[Stored data]
· · ·

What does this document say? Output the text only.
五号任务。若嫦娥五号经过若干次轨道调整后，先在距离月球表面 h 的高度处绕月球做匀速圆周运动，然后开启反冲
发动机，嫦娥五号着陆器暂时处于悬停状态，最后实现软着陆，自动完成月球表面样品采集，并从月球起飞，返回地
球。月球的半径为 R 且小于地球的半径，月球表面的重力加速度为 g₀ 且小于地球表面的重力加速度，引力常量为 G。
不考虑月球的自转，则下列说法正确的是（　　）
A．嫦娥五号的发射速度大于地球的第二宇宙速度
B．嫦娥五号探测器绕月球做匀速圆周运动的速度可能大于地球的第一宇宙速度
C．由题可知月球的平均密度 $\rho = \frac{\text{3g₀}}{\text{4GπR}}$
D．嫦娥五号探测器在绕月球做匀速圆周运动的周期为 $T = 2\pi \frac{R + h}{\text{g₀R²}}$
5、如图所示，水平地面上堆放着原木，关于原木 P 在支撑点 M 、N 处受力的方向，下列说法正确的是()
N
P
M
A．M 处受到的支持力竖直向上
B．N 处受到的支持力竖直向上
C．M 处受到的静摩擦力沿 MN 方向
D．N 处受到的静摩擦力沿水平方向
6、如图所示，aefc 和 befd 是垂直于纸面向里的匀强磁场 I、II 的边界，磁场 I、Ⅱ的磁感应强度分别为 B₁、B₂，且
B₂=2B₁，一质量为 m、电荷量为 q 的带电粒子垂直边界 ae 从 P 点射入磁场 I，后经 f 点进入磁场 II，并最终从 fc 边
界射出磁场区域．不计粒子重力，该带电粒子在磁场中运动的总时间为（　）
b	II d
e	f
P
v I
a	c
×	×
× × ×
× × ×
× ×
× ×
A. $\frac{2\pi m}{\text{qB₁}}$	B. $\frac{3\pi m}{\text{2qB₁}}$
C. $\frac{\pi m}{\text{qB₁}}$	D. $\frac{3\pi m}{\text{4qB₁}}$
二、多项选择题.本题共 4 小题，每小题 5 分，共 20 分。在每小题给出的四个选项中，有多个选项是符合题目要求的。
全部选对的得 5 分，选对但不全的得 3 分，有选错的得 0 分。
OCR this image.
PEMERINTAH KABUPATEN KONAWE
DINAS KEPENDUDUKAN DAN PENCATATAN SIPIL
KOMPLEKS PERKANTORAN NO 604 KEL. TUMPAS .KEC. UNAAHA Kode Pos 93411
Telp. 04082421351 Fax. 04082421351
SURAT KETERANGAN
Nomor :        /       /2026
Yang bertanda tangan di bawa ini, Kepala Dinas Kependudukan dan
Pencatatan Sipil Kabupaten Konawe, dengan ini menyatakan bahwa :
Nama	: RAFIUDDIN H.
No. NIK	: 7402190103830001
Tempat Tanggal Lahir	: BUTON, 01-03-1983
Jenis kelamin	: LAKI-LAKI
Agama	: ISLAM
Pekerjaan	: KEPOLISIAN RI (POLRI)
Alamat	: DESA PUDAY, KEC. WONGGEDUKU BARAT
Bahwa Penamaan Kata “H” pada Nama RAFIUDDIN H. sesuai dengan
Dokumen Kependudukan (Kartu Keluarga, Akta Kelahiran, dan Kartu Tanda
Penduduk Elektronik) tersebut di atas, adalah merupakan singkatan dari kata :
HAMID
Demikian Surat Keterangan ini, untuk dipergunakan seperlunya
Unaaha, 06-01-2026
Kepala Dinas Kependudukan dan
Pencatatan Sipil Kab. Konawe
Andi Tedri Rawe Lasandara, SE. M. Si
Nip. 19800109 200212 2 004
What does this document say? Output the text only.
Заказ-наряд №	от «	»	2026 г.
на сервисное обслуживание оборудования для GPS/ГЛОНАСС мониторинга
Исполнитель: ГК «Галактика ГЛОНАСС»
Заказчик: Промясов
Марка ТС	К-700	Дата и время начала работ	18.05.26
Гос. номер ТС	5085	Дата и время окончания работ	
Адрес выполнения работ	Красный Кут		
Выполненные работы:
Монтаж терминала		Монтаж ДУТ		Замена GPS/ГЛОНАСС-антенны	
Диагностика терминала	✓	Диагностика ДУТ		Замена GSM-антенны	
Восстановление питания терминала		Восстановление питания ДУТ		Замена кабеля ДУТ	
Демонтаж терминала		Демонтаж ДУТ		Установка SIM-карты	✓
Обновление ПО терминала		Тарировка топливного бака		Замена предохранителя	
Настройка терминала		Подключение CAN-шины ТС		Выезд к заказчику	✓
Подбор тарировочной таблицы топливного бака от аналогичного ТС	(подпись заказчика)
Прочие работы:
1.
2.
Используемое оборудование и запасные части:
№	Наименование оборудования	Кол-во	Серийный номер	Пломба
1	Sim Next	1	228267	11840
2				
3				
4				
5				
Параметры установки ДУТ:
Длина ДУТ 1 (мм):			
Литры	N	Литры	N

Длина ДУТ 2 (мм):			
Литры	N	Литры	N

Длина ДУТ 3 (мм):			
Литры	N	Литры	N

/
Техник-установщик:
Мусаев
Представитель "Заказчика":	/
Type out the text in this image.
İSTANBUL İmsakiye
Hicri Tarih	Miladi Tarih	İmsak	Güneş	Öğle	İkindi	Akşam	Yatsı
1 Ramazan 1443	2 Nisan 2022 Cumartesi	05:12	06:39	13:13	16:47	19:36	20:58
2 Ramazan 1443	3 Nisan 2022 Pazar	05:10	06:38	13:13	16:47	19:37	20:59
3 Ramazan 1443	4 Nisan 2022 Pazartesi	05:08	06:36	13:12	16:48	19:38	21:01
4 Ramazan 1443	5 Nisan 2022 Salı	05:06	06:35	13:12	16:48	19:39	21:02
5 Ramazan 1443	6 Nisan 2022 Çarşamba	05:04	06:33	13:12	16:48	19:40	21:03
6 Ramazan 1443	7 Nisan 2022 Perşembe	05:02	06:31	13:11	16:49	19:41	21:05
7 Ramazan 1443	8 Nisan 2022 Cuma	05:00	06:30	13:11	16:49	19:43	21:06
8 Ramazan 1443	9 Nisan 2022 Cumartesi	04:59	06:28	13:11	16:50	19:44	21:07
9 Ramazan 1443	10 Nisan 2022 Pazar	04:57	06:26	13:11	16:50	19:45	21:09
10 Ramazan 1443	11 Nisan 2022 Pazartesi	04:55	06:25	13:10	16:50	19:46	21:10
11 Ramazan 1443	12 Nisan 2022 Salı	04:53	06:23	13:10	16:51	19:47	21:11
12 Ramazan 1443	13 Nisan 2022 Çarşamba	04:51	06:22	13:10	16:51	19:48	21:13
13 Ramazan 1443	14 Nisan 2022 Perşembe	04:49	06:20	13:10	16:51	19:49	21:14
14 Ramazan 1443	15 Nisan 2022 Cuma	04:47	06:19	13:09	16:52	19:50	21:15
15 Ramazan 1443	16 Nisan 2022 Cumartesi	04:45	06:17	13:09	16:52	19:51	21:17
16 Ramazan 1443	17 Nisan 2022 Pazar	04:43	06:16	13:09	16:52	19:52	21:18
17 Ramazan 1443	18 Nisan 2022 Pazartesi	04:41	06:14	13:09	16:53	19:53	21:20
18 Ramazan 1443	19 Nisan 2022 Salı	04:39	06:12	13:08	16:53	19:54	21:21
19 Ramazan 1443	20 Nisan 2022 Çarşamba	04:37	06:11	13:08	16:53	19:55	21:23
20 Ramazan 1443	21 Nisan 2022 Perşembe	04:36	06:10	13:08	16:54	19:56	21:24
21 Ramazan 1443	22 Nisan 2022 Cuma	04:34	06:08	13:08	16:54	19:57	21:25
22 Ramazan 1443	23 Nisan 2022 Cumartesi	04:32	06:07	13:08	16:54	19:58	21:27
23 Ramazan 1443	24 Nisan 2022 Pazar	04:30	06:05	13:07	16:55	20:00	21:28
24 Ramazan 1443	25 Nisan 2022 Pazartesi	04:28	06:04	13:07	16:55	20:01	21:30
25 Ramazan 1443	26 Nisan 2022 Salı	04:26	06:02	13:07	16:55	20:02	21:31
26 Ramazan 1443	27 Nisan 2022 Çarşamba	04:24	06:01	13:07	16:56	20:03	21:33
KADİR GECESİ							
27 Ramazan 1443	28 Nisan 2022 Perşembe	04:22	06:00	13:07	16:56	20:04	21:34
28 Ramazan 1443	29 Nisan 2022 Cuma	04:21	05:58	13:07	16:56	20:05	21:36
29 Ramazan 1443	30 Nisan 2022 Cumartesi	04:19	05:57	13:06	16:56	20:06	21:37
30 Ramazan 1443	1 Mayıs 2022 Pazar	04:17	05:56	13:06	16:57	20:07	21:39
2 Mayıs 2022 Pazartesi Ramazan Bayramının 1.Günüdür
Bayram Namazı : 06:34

· · ·

Return all lines containing "如图所示".

[Completed exercise]
5、如图所示，水平地面上堆放着原木，关于原木 P 在支撑点 M 、N 处受力的方向，下列说法正确的是()
6、如图所示，aefc 和 befd 是垂直于纸面向里的匀强磁场 I、II 的边界，磁场 I、Ⅱ的磁感应强度分别为 B₁、B₂，且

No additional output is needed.